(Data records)
§ §
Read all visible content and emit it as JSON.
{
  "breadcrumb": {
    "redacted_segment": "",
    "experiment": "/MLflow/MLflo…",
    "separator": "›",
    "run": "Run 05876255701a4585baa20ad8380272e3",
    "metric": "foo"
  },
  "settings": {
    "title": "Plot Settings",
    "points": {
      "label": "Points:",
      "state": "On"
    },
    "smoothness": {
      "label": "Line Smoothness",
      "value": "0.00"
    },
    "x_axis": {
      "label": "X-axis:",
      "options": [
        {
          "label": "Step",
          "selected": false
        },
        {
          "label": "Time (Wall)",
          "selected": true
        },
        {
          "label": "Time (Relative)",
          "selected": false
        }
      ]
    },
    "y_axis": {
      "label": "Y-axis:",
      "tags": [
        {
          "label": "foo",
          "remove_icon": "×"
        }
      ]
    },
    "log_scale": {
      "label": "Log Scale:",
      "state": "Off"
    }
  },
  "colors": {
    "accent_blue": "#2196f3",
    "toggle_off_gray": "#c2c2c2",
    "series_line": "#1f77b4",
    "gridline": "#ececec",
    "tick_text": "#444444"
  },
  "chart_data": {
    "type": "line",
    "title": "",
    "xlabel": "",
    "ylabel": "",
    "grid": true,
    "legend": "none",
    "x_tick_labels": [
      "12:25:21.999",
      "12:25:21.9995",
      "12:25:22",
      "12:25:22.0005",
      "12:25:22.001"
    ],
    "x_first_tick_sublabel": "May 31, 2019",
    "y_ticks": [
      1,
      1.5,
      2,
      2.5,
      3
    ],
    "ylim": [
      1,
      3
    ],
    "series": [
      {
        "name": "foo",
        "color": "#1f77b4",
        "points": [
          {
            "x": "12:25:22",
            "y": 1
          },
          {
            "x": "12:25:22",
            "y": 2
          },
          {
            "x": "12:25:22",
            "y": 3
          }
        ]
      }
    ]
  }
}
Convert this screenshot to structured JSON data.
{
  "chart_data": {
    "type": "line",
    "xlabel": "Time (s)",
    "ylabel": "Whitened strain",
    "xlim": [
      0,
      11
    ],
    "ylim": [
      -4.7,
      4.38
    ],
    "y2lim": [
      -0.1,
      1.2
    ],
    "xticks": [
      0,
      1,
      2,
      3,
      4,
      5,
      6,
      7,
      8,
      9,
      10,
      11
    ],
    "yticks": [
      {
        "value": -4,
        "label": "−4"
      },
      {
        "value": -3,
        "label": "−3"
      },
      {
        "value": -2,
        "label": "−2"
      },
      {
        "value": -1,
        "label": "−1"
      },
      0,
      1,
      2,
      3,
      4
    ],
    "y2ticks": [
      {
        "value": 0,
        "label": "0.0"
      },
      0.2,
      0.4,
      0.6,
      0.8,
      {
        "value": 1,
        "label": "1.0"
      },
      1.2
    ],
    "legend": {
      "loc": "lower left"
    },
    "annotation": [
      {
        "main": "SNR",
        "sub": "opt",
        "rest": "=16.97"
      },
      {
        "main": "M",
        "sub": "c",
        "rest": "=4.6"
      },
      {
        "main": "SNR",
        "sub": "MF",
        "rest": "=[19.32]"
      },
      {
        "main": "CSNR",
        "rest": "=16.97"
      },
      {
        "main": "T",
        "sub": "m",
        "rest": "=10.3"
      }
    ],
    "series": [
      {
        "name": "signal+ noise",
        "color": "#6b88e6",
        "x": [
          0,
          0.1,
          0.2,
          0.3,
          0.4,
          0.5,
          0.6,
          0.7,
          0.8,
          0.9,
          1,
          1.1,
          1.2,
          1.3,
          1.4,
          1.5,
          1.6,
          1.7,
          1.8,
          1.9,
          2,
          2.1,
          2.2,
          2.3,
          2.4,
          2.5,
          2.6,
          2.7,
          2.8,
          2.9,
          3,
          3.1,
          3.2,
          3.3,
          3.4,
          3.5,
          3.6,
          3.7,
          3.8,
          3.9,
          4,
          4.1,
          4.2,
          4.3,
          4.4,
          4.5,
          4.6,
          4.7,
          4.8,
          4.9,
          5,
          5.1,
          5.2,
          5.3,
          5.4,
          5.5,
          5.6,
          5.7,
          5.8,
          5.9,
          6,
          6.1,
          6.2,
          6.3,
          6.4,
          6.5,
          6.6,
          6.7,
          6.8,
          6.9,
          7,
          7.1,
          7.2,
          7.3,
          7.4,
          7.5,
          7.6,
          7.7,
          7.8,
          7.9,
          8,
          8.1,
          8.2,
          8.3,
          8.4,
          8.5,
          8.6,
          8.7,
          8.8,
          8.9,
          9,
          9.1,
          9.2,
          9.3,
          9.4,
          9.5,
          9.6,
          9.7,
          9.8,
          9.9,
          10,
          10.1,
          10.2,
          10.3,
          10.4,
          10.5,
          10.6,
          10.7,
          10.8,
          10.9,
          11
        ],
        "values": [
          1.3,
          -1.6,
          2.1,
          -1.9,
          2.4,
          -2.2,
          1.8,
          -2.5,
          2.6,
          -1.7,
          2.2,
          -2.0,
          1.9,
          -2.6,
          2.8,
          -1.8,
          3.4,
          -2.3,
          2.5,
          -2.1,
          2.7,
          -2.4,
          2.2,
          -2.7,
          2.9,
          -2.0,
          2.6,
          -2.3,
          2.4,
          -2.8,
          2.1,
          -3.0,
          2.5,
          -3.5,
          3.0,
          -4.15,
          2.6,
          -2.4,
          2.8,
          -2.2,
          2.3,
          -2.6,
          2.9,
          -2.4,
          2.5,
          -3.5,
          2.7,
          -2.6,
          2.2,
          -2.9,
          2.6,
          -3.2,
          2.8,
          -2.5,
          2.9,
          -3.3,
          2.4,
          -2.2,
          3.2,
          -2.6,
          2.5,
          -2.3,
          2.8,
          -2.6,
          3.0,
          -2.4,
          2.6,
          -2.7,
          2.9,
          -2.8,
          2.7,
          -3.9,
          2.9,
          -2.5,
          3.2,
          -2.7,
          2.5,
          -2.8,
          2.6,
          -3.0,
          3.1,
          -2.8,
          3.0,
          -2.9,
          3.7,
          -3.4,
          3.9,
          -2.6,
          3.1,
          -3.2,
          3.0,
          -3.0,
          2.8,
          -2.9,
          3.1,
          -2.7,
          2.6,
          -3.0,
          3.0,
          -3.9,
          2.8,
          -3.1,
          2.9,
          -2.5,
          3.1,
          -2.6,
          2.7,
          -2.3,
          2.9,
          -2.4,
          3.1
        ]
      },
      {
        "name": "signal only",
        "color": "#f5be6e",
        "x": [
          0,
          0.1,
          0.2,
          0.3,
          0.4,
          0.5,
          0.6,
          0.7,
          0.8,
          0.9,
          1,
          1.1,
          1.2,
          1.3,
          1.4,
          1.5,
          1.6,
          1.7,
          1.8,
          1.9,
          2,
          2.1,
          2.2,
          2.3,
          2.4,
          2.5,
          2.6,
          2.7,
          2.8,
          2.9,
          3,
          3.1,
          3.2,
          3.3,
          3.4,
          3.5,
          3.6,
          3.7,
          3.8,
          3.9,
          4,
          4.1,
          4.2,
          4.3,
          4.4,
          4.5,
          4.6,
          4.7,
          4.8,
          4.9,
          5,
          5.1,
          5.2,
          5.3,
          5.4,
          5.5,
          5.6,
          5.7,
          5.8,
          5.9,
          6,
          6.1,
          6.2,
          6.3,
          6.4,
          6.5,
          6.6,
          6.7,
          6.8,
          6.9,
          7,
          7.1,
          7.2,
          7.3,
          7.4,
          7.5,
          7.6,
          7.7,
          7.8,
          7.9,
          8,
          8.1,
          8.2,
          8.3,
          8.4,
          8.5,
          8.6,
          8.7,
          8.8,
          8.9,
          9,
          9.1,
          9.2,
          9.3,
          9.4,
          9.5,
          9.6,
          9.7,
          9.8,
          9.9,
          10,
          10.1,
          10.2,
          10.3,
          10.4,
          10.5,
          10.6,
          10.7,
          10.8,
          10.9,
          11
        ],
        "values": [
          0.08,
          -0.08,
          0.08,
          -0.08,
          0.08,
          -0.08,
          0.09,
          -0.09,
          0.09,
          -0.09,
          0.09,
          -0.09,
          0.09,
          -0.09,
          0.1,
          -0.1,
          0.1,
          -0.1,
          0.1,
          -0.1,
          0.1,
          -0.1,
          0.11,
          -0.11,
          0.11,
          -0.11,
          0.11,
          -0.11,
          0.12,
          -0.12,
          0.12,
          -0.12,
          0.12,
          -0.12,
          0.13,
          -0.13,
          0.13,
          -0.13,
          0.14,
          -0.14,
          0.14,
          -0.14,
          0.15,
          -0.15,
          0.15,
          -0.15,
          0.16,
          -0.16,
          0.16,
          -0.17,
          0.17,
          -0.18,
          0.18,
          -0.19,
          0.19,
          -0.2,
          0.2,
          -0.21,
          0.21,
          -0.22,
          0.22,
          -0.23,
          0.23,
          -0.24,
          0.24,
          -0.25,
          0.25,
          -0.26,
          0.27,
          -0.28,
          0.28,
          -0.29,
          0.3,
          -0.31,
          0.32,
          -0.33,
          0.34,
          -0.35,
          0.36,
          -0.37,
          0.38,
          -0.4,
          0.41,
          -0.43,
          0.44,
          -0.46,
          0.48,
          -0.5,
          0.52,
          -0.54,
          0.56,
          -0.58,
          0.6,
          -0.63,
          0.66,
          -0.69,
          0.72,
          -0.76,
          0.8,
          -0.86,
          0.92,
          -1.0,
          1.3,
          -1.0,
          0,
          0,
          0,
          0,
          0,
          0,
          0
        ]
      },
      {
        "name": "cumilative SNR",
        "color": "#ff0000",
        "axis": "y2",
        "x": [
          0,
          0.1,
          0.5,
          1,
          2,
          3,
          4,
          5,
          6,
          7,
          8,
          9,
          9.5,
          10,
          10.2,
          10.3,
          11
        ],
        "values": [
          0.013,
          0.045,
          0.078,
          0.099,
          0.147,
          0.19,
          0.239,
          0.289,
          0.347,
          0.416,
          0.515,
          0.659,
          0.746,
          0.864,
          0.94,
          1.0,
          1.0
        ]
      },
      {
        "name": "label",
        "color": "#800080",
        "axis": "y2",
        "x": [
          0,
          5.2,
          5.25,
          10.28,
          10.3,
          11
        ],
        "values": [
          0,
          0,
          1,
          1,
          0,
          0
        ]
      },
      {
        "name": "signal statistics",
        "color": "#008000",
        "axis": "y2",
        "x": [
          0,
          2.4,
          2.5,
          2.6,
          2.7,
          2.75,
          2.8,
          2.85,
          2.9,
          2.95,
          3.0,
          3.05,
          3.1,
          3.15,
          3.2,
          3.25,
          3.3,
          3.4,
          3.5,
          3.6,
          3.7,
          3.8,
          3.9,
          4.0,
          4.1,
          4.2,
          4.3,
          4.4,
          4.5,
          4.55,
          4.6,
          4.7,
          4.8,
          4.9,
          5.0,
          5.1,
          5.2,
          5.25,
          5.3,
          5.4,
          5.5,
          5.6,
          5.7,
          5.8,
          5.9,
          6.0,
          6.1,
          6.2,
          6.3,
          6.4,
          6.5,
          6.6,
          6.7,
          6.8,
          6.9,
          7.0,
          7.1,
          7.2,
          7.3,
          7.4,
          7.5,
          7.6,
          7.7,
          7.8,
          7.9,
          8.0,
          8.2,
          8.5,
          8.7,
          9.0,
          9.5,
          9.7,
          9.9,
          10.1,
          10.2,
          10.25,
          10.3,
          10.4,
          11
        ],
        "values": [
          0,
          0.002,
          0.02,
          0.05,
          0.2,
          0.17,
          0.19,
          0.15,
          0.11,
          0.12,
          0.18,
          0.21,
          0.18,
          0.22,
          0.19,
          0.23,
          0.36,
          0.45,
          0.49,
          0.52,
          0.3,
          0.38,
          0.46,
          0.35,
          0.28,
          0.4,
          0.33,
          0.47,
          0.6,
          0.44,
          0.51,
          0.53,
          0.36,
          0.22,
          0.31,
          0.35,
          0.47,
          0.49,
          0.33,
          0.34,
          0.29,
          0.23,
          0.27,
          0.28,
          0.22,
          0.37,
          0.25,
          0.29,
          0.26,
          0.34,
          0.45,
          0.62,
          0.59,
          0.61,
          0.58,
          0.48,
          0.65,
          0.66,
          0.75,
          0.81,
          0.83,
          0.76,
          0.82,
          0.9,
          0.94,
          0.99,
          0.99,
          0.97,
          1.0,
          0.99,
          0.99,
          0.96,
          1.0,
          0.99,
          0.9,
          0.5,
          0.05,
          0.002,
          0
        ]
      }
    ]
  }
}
§ §
Direction: Pick out and copy every line that contains the word "rest".

Output of the exercise:
        "rest": "=16.97"
        "rest": "=4.6"
        "rest": "=[19.32]"
        "rest": "=16.97"
        "rest": "=10.3"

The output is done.